Web page and app entries:
· · · ·

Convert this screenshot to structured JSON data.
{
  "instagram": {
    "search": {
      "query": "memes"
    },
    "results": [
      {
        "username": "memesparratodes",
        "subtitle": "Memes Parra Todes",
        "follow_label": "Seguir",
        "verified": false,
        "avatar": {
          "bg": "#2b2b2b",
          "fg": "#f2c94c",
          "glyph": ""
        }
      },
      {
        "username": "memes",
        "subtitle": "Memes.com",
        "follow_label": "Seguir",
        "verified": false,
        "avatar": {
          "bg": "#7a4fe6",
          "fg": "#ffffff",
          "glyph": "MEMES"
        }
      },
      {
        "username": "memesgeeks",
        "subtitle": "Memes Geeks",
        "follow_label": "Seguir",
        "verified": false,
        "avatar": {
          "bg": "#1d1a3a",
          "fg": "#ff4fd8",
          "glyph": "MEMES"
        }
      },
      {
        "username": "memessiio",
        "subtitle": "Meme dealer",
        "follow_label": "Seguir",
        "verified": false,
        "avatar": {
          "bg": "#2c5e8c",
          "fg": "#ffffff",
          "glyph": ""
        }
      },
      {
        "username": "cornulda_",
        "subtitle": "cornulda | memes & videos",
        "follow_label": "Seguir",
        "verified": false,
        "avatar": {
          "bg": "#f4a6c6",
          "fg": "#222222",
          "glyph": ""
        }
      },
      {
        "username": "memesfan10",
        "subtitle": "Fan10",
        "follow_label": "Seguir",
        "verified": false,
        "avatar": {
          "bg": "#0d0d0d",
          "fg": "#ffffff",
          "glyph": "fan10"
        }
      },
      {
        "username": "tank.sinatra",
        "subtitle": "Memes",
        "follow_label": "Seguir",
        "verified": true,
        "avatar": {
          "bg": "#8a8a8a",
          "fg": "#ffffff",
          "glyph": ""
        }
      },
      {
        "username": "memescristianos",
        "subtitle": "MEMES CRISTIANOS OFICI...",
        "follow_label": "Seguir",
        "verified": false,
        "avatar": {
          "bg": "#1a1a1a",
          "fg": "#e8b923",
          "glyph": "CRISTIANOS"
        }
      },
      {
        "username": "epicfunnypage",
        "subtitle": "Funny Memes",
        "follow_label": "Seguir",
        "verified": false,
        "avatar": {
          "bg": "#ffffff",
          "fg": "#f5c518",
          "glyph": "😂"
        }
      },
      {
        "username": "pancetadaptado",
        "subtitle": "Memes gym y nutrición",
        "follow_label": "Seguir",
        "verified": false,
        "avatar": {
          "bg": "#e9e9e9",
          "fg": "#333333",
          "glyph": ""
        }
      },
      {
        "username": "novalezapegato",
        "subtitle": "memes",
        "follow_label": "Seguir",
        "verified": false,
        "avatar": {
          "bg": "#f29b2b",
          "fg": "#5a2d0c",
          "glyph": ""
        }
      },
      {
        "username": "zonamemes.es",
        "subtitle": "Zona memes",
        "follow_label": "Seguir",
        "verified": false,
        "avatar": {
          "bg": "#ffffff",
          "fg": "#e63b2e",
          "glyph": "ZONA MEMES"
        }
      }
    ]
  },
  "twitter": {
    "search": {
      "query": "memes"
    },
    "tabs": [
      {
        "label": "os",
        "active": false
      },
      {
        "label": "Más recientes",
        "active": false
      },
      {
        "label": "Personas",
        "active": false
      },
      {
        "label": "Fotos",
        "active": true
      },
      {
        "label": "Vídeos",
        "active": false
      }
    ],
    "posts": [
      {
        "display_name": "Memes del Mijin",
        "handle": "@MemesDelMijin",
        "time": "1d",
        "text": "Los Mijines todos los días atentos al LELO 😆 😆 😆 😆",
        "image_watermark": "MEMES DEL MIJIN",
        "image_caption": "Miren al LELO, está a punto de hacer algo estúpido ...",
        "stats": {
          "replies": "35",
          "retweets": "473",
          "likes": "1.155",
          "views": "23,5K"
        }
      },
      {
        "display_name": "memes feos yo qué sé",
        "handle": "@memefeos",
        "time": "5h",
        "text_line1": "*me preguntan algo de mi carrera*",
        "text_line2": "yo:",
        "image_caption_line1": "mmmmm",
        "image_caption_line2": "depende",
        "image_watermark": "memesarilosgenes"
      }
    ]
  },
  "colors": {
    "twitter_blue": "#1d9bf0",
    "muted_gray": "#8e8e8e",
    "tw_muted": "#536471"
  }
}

· · · ·

#### Aim of the task:
Word for word, write out each of the records above.

#### Task answer:
Convert this screenshot to structured JSON data.
{
  "instagram": {
    "search": {
      "query": "memes"
    },
    "results": [
      {
        "username": "memesparratodes",
        "subtitle": "Memes Parra Todes",
        "follow_label": "Seguir",
        "verified": false,
        "avatar": {
          "bg": "#2b2b2b",
          "fg": "#f2c94c",
          "glyph": ""
        }
      },
      {
        "username": "memes",
        "subtitle": "Memes.com",
        "follow_label": "Seguir",
        "verified": false,
        "avatar": {
          "bg": "#7a4fe6",
          "fg": "#ffffff",
          "glyph": "MEMES"
        }
      },
      {
        "username": "memesgeeks",
        "subtitle": "Memes Geeks",
        "follow_label": "Seguir",
        "verified": false,
        "avatar": {
          "bg": "#1d1a3a",
          "fg": "#ff4fd8",
          "glyph": "MEMES"
        }
      },
      {
        "username": "memessiio",
        "subtitle": "Meme dealer",
        "follow_label": "Seguir",
        "verified": false,
        "avatar": {
          "bg": "#2c5e8c",
          "fg": "#ffffff",
          "glyph": ""
        }
      },
      {
        "username": "cornulda_",
        "subtitle": "cornulda | memes & videos",
        "follow_label": "Seguir",
        "verified": false,
        "avatar": {
          "bg": "#f4a6c6",
          "fg": "#222222",
          "glyph": ""
        }
      },
      {
        "username": "memesfan10",
        "subtitle": "Fan10",
        "follow_label": "Seguir",
        "verified": false,
        "avatar": {
          "bg": "#0d0d0d",
          "fg": "#ffffff",
          "glyph": "fan10"
        }
      },
      {
        "username": "tank.sinatra",
        "subtitle": "Memes",
        "follow_label": "Seguir",
        "verified": true,
        "avatar": {
          "bg": "#8a8a8a",
          "fg": "#ffffff",
          "glyph": ""
        }
      },
      {
        "username": "memescristianos",
        "subtitle": "MEMES CRISTIANOS OFICI...",
        "follow_label": "Seguir",
        "verified": false,
        "avatar": {
          "bg": "#1a1a1a",
          "fg": "#e8b923",
          "glyph": "CRISTIANOS"
        }
      },
      {
        "username": "epicfunnypage",
        "subtitle": "Funny Memes",
        "follow_label": "Seguir",
        "verified": false,
        "avatar": {
          "bg": "#ffffff",
          "fg": "#f5c518",
          "glyph": "😂"
        }
      },
      {
        "username": "pancetadaptado",
        "subtitle": "Memes gym y nutrición",
        "follow_label": "Seguir",
        "verified": false,
        "avatar": {
          "bg": "#e9e9e9",
          "fg": "#333333",
          "glyph": ""
        }
      },
      {
        "username": "novalezapegato",
        "subtitle": "memes",
        "follow_label": "Seguir",
        "verified": false,
        "avatar": {
          "bg": "#f29b2b",
          "fg": "#5a2d0c",
          "glyph": ""
        }
      },
      {
        "username": "zonamemes.es",
        "subtitle": "Zona memes",
        "follow_label": "Seguir",
        "verified": false,
        "avatar": {
          "bg": "#ffffff",
          "fg": "#e63b2e",
          "glyph": "ZONA MEMES"
        }
      }
    ]
  },
  "twitter": {
    "search": {
      "query": "memes"
    },
    "tabs": [
      {
        "label": "os",
        "active": false
      },
      {
        "label": "Más recientes",
        "active": false
      },
      {
        "label": "Personas",
        "active": false
      },
      {
        "label": "Fotos",
        "active": true
      },
      {
        "label": "Vídeos",
        "active": false
      }
    ],
    "posts": [
      {
        "display_name": "Memes del Mijin",
        "handle": "@MemesDelMijin",
        "time": "1d",
        "text": "Los Mijines todos los días atentos al LELO 😆 😆 😆 😆",
        "image_watermark": "MEMES DEL MIJIN",
        "image_caption": "Miren al LELO, está a punto de hacer algo estúpido ...",
        "stats": {
          "replies": "35",
          "retweets": "473",
          "likes": "1.155",
          "views": "23,5K"
        }
      },
      {
        "display_name": "memes feos yo qué sé",
        "handle": "@memefeos",
        "time": "5h",
        "text_line1": "*me preguntan algo de mi carrera*",
        "text_line2": "yo:",
        "image_caption_line1": "mmmmm",
        "image_caption_line2": "depende",
        "image_watermark": "memesarilosgenes"
      }
    ]
  },
  "colors": {
    "twitter_blue": "#1d9bf0",
    "muted_gray": "#8e8e8e",
    "tw_muted": "#536471"
  }
}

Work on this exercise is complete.